(The problem) Please find all lines in the data that hold the string "relative" and copy them.

Data listing
######

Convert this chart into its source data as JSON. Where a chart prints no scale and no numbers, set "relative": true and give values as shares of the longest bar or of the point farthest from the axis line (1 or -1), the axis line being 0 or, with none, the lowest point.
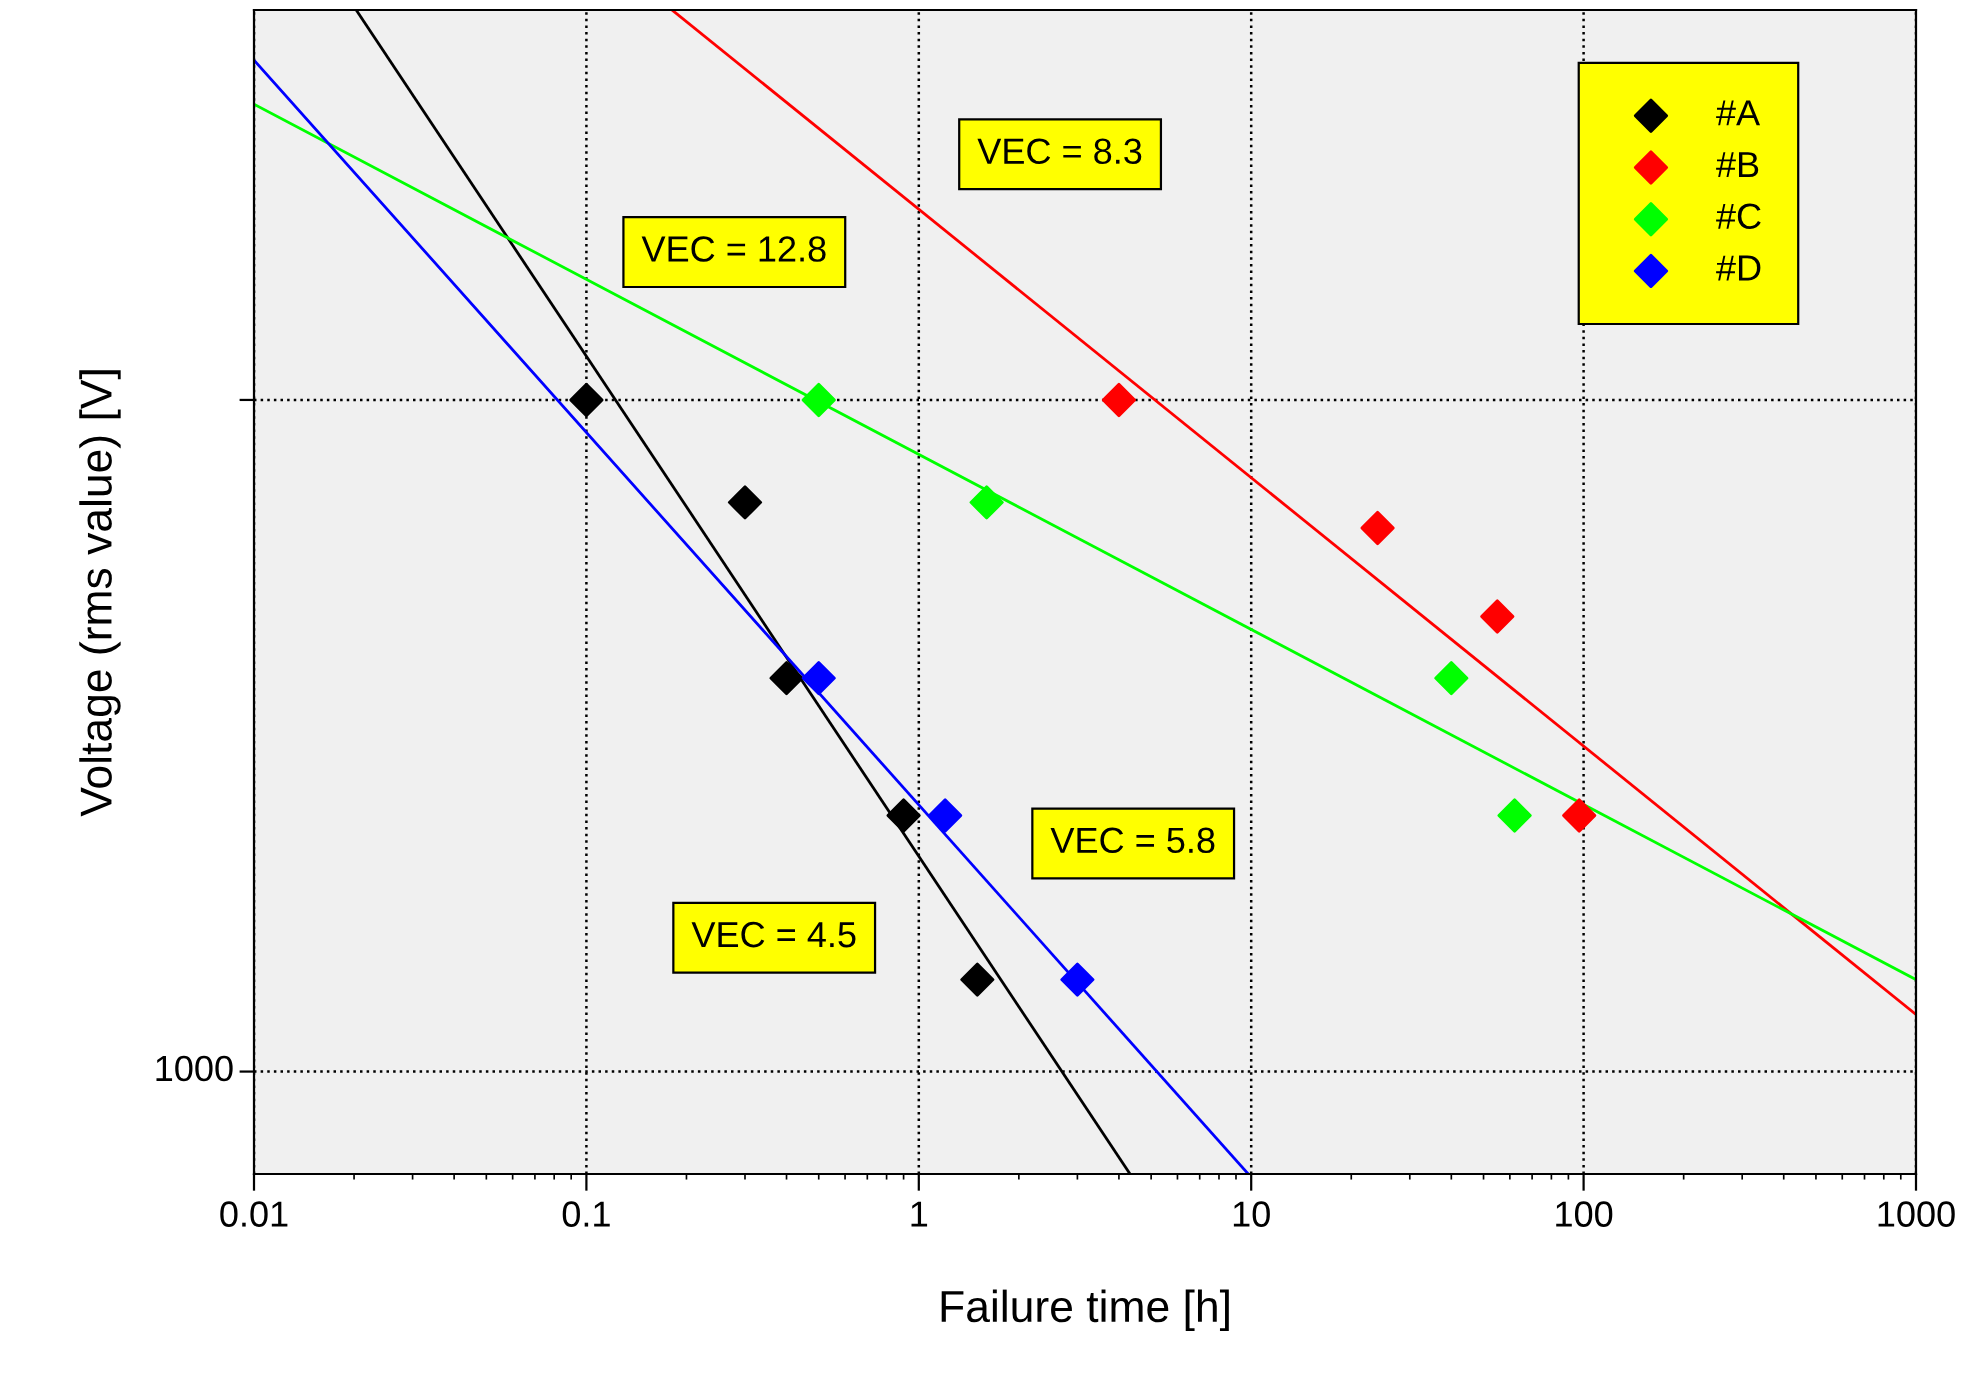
{
  "chart_data": {
    "type": "scatter",
    "xlabel": "Failure time [h]",
    "ylabel": "Voltage (rms value) [V]",
    "log": "x",
    "relative": true,
    "xlim": [
      0.01,
      1000
    ],
    "xticks": [
      0.01,
      0.1,
      1,
      10,
      100,
      1000
    ],
    "grid": "x",
    "legend": "top right",
    "ref_lines": [
      {
        "axis": "y",
        "value": 0.088,
        "label": null,
        "line_style": "dotted",
        "color": "#000000"
      },
      {
        "axis": "y",
        "value": 0.665,
        "label": null,
        "line_style": "dotted",
        "color": "#000000"
      }
    ],
    "series": [
      {
        "name": "#A",
        "marker": "diamond",
        "color": "#000000",
        "x": [
          0.1,
          0.3,
          0.4,
          0.9,
          1.5
        ],
        "values": [
          0.665,
          0.577,
          0.426,
          0.308,
          0.167
        ]
      },
      {
        "name": "#B",
        "marker": "diamond",
        "color": "#ff0000",
        "x": [
          4,
          24,
          55,
          97
        ],
        "values": [
          0.665,
          0.555,
          0.479,
          0.308
        ]
      },
      {
        "name": "#C",
        "marker": "diamond",
        "color": "#00ff00",
        "x": [
          0.5,
          1.6,
          40,
          62
        ],
        "values": [
          0.665,
          0.577,
          0.426,
          0.308
        ]
      },
      {
        "name": "#D",
        "marker": "diamond",
        "color": "#0000ff",
        "x": [
          0.5,
          1.2,
          3
        ],
        "values": [
          0.426,
          0.308,
          0.167
        ]
      },
      {
        "type": "line",
        "color": "#000000",
        "x": [
          0.0203,
          4.32
        ],
        "values": [
          1,
          0
        ]
      },
      {
        "type": "line",
        "color": "#ff0000",
        "x": [
          0.181,
          1000
        ],
        "values": [
          1,
          0.137
        ]
      },
      {
        "type": "line",
        "color": "#00ff00",
        "x": [
          0.01,
          1000
        ],
        "values": [
          0.919,
          0.167
        ]
      },
      {
        "type": "line",
        "color": "#0000ff",
        "x": [
          0.01,
          9.8
        ],
        "values": [
          0.957,
          0
        ]
      }
    ],
    "annotations": [
      "VEC = 8.3",
      "VEC = 12.8",
      "VEC = 5.8",
      "VEC = 4.5",
      "1000"
    ]
  }
}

######

(Exercise result)
Convert this chart into its source data as JSON. Where a chart prints no scale and no numbers, set "relative": true and give values as shares of the longest bar or of the point farthest from the axis line (1 or -1), the axis line being 0 or, with none, the lowest point.
    "relative": true,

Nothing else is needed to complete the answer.